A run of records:
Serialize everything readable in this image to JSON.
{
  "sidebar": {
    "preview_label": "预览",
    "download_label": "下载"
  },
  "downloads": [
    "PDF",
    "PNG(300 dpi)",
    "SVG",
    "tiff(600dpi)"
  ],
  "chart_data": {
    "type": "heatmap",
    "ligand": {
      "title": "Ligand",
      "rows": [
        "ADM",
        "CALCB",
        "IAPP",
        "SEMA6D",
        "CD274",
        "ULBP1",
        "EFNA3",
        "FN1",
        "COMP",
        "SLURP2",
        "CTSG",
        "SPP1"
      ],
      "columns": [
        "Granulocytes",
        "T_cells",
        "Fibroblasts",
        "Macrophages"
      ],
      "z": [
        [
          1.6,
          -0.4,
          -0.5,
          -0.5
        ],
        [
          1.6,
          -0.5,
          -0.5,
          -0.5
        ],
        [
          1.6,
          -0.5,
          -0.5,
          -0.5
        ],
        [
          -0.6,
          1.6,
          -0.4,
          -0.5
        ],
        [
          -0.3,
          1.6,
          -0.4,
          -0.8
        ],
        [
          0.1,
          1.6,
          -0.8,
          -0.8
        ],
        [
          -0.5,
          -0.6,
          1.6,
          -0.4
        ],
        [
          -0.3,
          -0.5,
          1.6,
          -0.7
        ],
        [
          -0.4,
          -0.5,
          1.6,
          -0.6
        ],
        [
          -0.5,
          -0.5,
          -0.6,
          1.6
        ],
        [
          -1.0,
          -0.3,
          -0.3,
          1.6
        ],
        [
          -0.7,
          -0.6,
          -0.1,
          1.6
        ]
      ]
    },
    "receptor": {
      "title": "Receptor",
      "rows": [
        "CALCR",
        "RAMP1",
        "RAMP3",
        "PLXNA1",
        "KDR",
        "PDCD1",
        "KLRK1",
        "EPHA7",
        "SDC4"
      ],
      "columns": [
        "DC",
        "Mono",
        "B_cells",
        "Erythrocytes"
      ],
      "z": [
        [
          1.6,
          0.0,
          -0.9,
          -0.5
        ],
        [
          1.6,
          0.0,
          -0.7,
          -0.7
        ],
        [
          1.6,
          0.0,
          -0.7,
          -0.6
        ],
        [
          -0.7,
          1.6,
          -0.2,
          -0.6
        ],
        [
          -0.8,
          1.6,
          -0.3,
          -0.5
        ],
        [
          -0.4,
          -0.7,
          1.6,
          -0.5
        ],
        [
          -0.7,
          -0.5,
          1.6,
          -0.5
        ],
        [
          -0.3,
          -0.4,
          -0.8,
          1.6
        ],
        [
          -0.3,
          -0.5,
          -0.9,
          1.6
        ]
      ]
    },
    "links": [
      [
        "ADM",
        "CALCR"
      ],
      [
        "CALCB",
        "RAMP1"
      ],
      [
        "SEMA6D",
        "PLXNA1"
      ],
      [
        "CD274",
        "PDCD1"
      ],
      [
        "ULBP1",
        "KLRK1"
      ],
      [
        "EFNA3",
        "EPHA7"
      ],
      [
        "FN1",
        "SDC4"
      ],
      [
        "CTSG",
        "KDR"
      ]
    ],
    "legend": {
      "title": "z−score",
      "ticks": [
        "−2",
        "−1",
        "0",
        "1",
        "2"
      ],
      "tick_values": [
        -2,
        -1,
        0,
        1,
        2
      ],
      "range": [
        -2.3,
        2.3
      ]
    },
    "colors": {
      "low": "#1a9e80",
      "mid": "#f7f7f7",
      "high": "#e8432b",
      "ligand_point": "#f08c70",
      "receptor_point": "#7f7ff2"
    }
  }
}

### Problem details
Exactly as written above, please repeat the entries.

### Solved problem
Serialize everything readable in this image to JSON.
{
  "sidebar": {
    "preview_label": "预览",
    "download_label": "下载"
  },
  "downloads": [
    "PDF",
    "PNG(300 dpi)",
    "SVG",
    "tiff(600dpi)"
  ],
  "chart_data": {
    "type": "heatmap",
    "ligand": {
      "title": "Ligand",
      "rows": [
        "ADM",
        "CALCB",
        "IAPP",
        "SEMA6D",
        "CD274",
        "ULBP1",
        "EFNA3",
        "FN1",
        "COMP",
        "SLURP2",
        "CTSG",
        "SPP1"
      ],
      "columns": [
        "Granulocytes",
        "T_cells",
        "Fibroblasts",
        "Macrophages"
      ],
      "z": [
        [
          1.6,
          -0.4,
          -0.5,
          -0.5
        ],
        [
          1.6,
          -0.5,
          -0.5,
          -0.5
        ],
        [
          1.6,
          -0.5,
          -0.5,
          -0.5
        ],
        [
          -0.6,
          1.6,
          -0.4,
          -0.5
        ],
        [
          -0.3,
          1.6,
          -0.4,
          -0.8
        ],
        [
          0.1,
          1.6,
          -0.8,
          -0.8
        ],
        [
          -0.5,
          -0.6,
          1.6,
          -0.4
        ],
        [
          -0.3,
          -0.5,
          1.6,
          -0.7
        ],
        [
          -0.4,
          -0.5,
          1.6,
          -0.6
        ],
        [
          -0.5,
          -0.5,
          -0.6,
          1.6
        ],
        [
          -1.0,
          -0.3,
          -0.3,
          1.6
        ],
        [
          -0.7,
          -0.6,
          -0.1,
          1.6
        ]
      ]
    },
    "receptor": {
      "title": "Receptor",
      "rows": [
        "CALCR",
        "RAMP1",
        "RAMP3",
        "PLXNA1",
        "KDR",
        "PDCD1",
        "KLRK1",
        "EPHA7",
        "SDC4"
      ],
      "columns": [
        "DC",
        "Mono",
        "B_cells",
        "Erythrocytes"
      ],
      "z": [
        [
          1.6,
          0.0,
          -0.9,
          -0.5
        ],
        [
          1.6,
          0.0,
          -0.7,
          -0.7
        ],
        [
          1.6,
          0.0,
          -0.7,
          -0.6
        ],
        [
          -0.7,
          1.6,
          -0.2,
          -0.6
        ],
        [
          -0.8,
          1.6,
          -0.3,
          -0.5
        ],
        [
          -0.4,
          -0.7,
          1.6,
          -0.5
        ],
        [
          -0.7,
          -0.5,
          1.6,
          -0.5
        ],
        [
          -0.3,
          -0.4,
          -0.8,
          1.6
        ],
        [
          -0.3,
          -0.5,
          -0.9,
          1.6
        ]
      ]
    },
    "links": [
      [
        "ADM",
        "CALCR"
      ],
      [
        "CALCB",
        "RAMP1"
      ],
      [
        "SEMA6D",
        "PLXNA1"
      ],
      [
        "CD274",
        "PDCD1"
      ],
      [
        "ULBP1",
        "KLRK1"
      ],
      [
        "EFNA3",
        "EPHA7"
      ],
      [
        "FN1",
        "SDC4"
      ],
      [
        "CTSG",
        "KDR"
      ]
    ],
    "legend": {
      "title": "z−score",
      "ticks": [
        "−2",
        "−1",
        "0",
        "1",
        "2"
      ],
      "tick_values": [
        -2,
        -1,
        0,
        1,
        2
      ],
      "range": [
        -2.3,
        2.3
      ]
    },
    "colors": {
      "low": "#1a9e80",
      "mid": "#f7f7f7",
      "high": "#e8432b",
      "ligand_point": "#f08c70",
      "receptor_point": "#7f7ff2"
    }
  }
}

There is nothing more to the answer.